DIRECTIVE: Locate the line that contains "Serialize everything readable" in the data that follows. Copy it and every subsequent line to the end, exactly, excluding pictures.

# GIVEN DATA start

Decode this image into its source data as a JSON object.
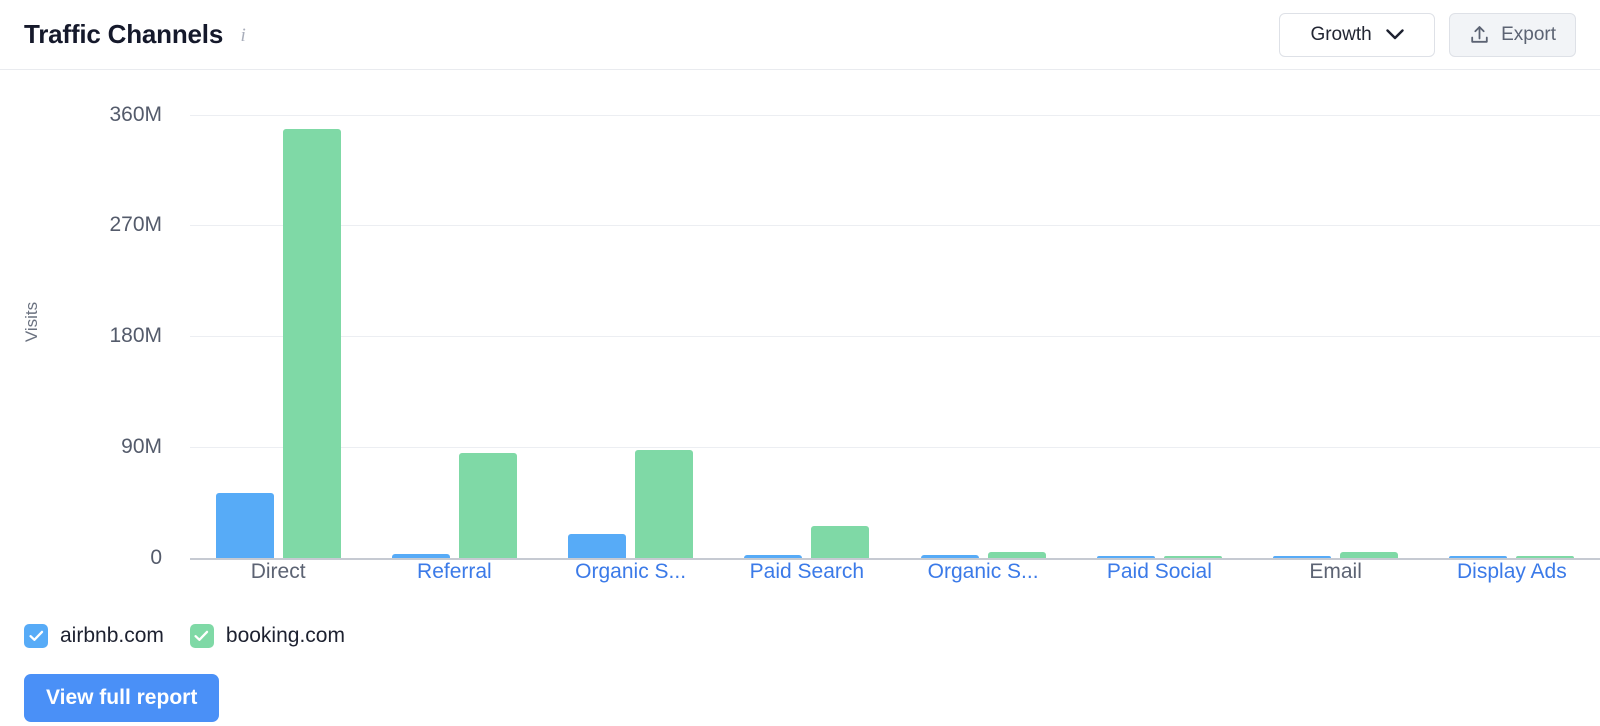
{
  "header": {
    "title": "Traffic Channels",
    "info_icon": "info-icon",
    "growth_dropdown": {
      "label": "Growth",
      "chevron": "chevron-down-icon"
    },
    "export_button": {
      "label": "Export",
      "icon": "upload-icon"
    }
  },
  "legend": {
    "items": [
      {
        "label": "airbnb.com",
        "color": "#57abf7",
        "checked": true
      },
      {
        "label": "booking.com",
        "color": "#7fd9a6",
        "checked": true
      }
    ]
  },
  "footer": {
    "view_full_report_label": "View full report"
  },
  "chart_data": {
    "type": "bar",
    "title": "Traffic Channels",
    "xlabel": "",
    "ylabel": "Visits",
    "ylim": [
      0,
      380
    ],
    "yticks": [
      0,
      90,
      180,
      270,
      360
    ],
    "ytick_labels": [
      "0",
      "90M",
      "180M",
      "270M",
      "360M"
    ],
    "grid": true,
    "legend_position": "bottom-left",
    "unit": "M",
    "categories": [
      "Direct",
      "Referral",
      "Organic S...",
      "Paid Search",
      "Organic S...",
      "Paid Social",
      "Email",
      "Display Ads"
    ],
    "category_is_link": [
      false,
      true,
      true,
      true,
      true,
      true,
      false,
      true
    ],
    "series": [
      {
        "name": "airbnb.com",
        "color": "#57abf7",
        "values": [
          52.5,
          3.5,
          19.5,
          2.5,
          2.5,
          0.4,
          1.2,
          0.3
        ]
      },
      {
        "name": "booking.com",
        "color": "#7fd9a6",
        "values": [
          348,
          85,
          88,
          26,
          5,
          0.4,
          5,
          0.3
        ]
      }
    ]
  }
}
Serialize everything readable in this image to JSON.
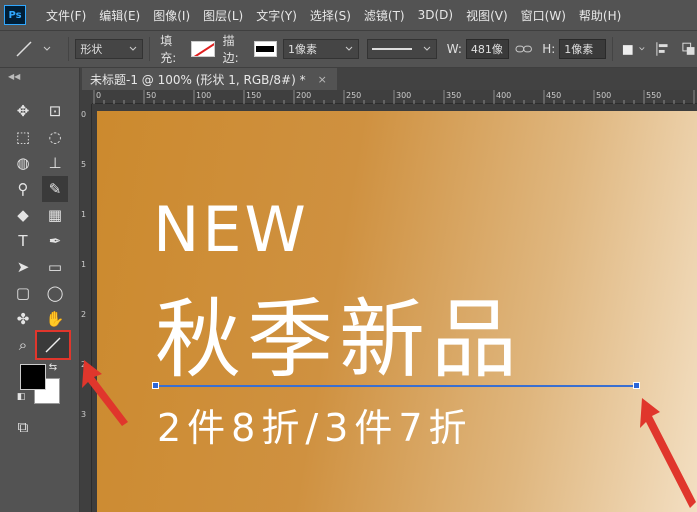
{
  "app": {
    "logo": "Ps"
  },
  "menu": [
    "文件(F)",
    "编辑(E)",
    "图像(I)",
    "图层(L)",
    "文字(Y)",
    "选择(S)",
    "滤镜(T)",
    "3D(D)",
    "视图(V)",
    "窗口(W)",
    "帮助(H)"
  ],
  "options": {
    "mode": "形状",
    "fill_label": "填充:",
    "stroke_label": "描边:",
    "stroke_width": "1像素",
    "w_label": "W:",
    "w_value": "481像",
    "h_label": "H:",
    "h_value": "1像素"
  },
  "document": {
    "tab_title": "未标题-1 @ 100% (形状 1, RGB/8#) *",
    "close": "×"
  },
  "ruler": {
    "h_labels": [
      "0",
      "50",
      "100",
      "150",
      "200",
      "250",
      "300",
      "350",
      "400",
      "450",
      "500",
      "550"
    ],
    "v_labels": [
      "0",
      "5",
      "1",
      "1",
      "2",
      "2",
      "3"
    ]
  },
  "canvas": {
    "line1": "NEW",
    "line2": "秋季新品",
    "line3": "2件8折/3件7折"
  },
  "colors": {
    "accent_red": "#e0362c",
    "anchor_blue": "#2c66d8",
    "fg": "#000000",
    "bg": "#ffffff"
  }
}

# GIVEN DATA end

ANSWER TO THE PROBLEM:
Serialize everything readable in this image to JSON.
{
  "app": {
    "logo": "Ps"
  },
  "menu": [
    "文件(F)",
    "编辑(E)",
    "图像(I)",
    "图层(L)",
    "文字(Y)",
    "选择(S)",
    "滤镜(T)",
    "3D(D)",
    "视图(V)",
    "窗口(W)",
    "帮助(H)"
  ],
  "options": {
    "mode": "形状",
    "fill_label": "填充:",
    "stroke_label": "描边:",
    "stroke_width": "1像素",
    "w_label": "W:",
    "w_value": "481像",
    "h_label": "H:",
    "h_value": "1像素"
  },
  "document": {
    "tab_title": "未标题-1 @ 100% (形状 1, RGB/8#) *",
    "close": "×"
  },
  "ruler": {
    "h_labels": [
      "0",
      "50",
      "100",
      "150",
      "200",
      "250",
      "300",
      "350",
      "400",
      "450",
      "500",
      "550"
    ],
    "v_labels": [
      "0",
      "5",
      "1",
      "1",
      "2",
      "2",
      "3"
    ]
  },
  "canvas": {
    "line1": "NEW",
    "line2": "秋季新品",
    "line3": "2件8折/3件7折"
  },
  "colors": {
    "accent_red": "#e0362c",
    "anchor_blue": "#2c66d8",
    "fg": "#000000",
    "bg": "#ffffff"
  }
}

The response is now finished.